━━━ RAW DATA ━━━

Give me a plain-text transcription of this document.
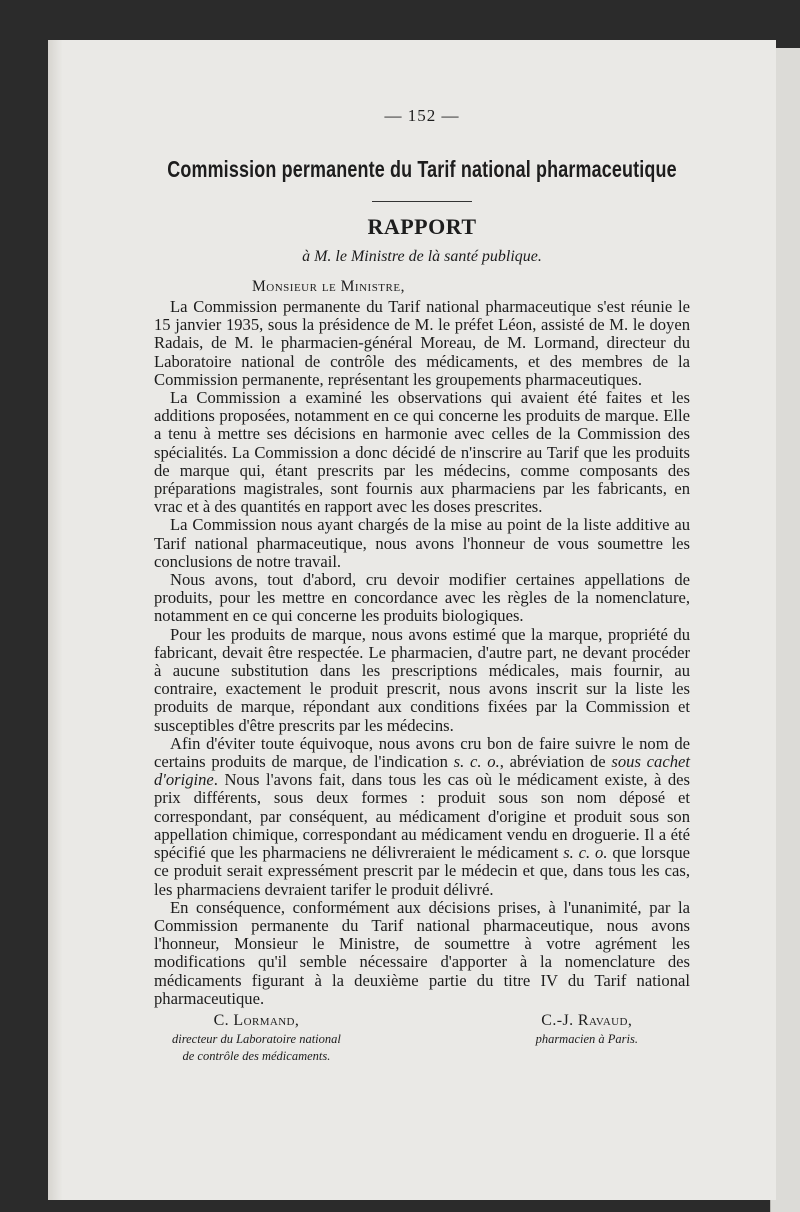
— 152 —
Commission permanente du Tarif national pharmaceutique
RAPPORT
à M. le Ministre de là santé publique.
Monsieur le Ministre,

La Commission permanente du Tarif national pharmaceutique s'est réunie le 15 janvier 1935, sous la présidence de M. le préfet Léon, assisté de M. le doyen Radais, de M. le pharmacien-général Moreau, de M. Lormand, directeur du Laboratoire national de contrôle des médicaments, et des membres de la Commission permanente, représentant les groupements pharmaceutiques.

La Commission a examiné les observations qui avaient été faites et les additions proposées, notamment en ce qui concerne les produits de marque. Elle a tenu à mettre ses décisions en harmonie avec celles de la Commission des spécialités. La Commission a donc décidé de n'inscrire au Tarif que les produits de marque qui, étant prescrits par les médecins, comme composants des préparations magistrales, sont fournis aux pharmaciens par les fabricants, en vrac et à des quantités en rapport avec les doses prescrites.

La Commission nous ayant chargés de la mise au point de la liste additive au Tarif national pharmaceutique, nous avons l'honneur de vous soumettre les conclusions de notre travail.

Nous avons, tout d'abord, cru devoir modifier certaines appellations de produits, pour les mettre en concordance avec les règles de la nomenclature, notamment en ce qui concerne les produits biologiques.

Pour les produits de marque, nous avons estimé que la marque, propriété du fabricant, devait être respectée. Le pharmacien, d'autre part, ne devant procéder à aucune substitution dans les prescriptions médicales, mais fournir, au contraire, exactement le produit prescrit, nous avons inscrit sur la liste les produits de marque, répondant aux conditions fixées par la Commission et susceptibles d'être prescrits par les médecins.

Afin d'éviter toute équivoque, nous avons cru bon de faire suivre le nom de certains produits de marque, de l'indication s. c. o., abréviation de sous cachet d'origine. Nous l'avons fait, dans tous les cas où le médicament existe, à des prix différents, sous deux formes : produit sous son nom déposé et correspondant, par conséquent, au médicament d'origine et produit sous son appellation chimique, correspondant au médicament vendu en droguerie. Il a été spécifié que les pharmaciens ne délivreraient le médicament s. c. o. que lorsque ce produit serait expressément prescrit par le médecin et que, dans tous les cas, les pharmaciens devraient tarifer le produit délivré.

En conséquence, conformément aux décisions prises, à l'unanimité, par la Commission permanente du Tarif national pharmaceutique, nous avons l'honneur, Monsieur le Ministre, de soumettre à votre agrément les modifications qu'il semble nécessaire d'apporter à la nomenclature des médicaments figurant à la deuxième partie du titre IV du Tarif national pharmaceutique.

C. Lormand,
directeur du Laboratoire national
de contrôle des médicaments.
C.-J. Ravaud,
pharmacien à Paris.
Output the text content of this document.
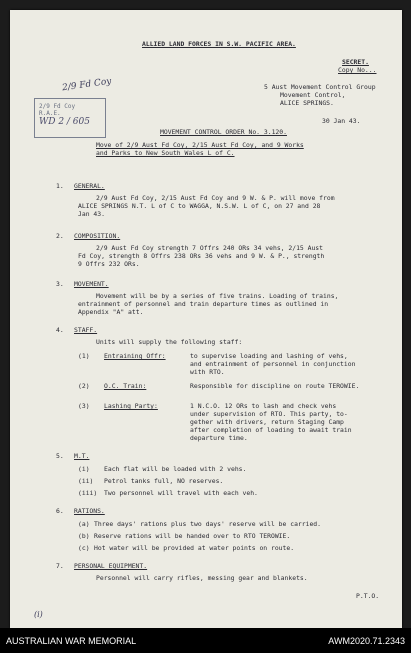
ALLIED LAND FORCES IN S.W. PACIFIC AREA.
SECRET.
Copy No...
2/9 Fd Coy
2/9 Fd Coy R.A.E.
WD 2 / 605
5 Aust Movement Control Group
Movement Control,
ALICE SPRINGS.
30 Jan 43.
MOVEMENT CONTROL ORDER No. 3.120.
Move of 2/9 Aust Fd Coy, 2/15 Aust Fd Coy, and 9 Works
and Parks to New South Wales L of C.
1. GENERAL.
2/9 Aust Fd Coy, 2/15 Aust Fd Coy and 9 W. & P. will move from
ALICE SPRINGS N.T. L of C to WAGGA, N.S.W. L of C, on 27 and 28
Jan 43.
2. COMPOSITION.
2/9 Aust Fd Coy strength 7 Offrs 240 ORs 34 vehs, 2/15 Aust
Fd Coy, strength 8 Offrs 238 ORs 36 vehs and 9 W. & P., strength
9 Offrs 232 ORs.
3. MOVEMENT.
Movement will be by a series of five trains. Loading of trains,
entrainment of personnel and train departure times as outlined in
Appendix "A" att.
4. STAFF.
Units will supply the following staff:
(1) Entraining Offr:	to supervise loading and lashing of vehs,
and entrainment of personnel in conjunction
with RTO.
(2) O.C. Train:	Responsible for discipline on route TEROWIE.
(3) Lashing Party:	1 N.C.O. 12 ORs to lash and check vehs
under supervision of RTO. This party, to-
gether with drivers, return Staging Camp
after completion of loading to await train
departure time.
5. M.T.
(i) Each flat will be loaded with 2 vehs.
(ii) Petrol tanks full, NO reserves.
(iii) Two personnel will travel with each veh.
6. RATIONS.
(a) Three days' rations plus two days' reserve will be carried.
(b) Reserve rations will be handed over to RTO TEROWIE.
(c) Hot water will be provided at water points on route.
7. PERSONAL EQUIPMENT.
Personnel will carry rifles, messing gear and blankets.
P.T.O.
(i)
AUSTRALIAN WAR MEMORIAL	AWM2020.71.2343
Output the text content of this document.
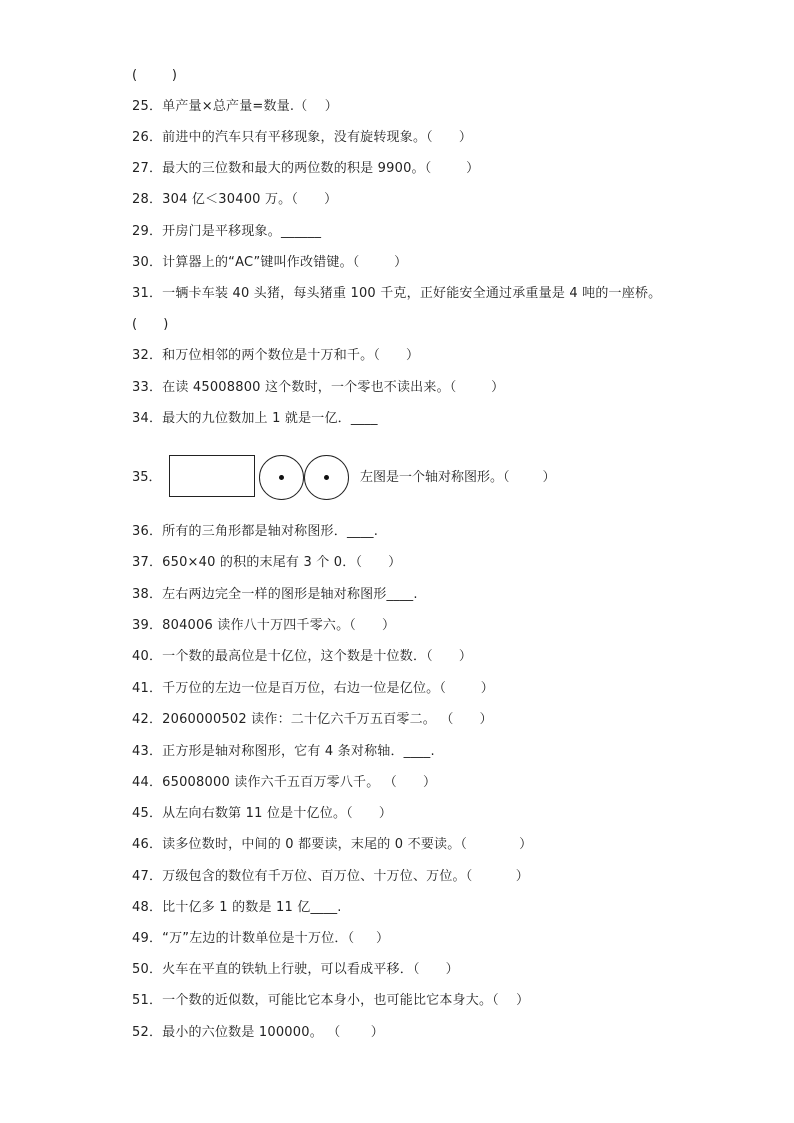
(        )
25．单产量×总产量=数量.（    ）
26．前进中的汽车只有平移现象，没有旋转现象。（      ）
27．最大的三位数和最大的两位数的积是 9900。（        ）
28．304 亿＜30400 万。（      ）
29．开房门是平移现象。______
30．计算器上的“AC”键叫作改错键。（        ）
31．一辆卡车装 40 头猪，每头猪重 100 千克，正好能安全通过承重量是 4 吨的一座桥。
(      )
32．和万位相邻的两个数位是十万和千。（      ）
33．在读 45008800 这个数时，一个零也不读出来。（        ）
34．最大的九位数加上 1 就是一亿．____
35．	左图是一个轴对称图形。（        ）
36．所有的三角形都是轴对称图形．____.
37．650×40 的积的末尾有 3 个 0．（      ）
38．左右两边完全一样的图形是轴对称图形____.
39．804006 读作八十万四千零六。（      ）
40．一个数的最高位是十亿位，这个数是十位数．（      ）
41．千万位的左边一位是百万位，右边一位是亿位。（        ）
42．2060000502 读作：二十亿六千万五百零二。 （      ）
43．正方形是轴对称图形，它有 4 条对称轴．____.
44．65008000 读作六千五百万零八千。 （      ）
45．从左向右数第 11 位是十亿位。（      ）
46．读多位数时，中间的 0 都要读，末尾的 0 不要读。（            ）
47．万级包含的数位有千万位、百万位、十万位、万位。（          ）
48．比十亿多 1 的数是 11 亿____.
49．“万”左边的计数单位是十万位．（     ）
50．火车在平直的铁轨上行驶，可以看成平移．（      ）
51．一个数的近似数，可能比它本身小，也可能比它本身大。（    ）
52．最小的六位数是 100000。 （       ）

━━━

_WHAT THE TASK REQUIRES_: Tally the lines above containing "Offrs". Answer with the count only.

_FINISHED EXERCISE_: 3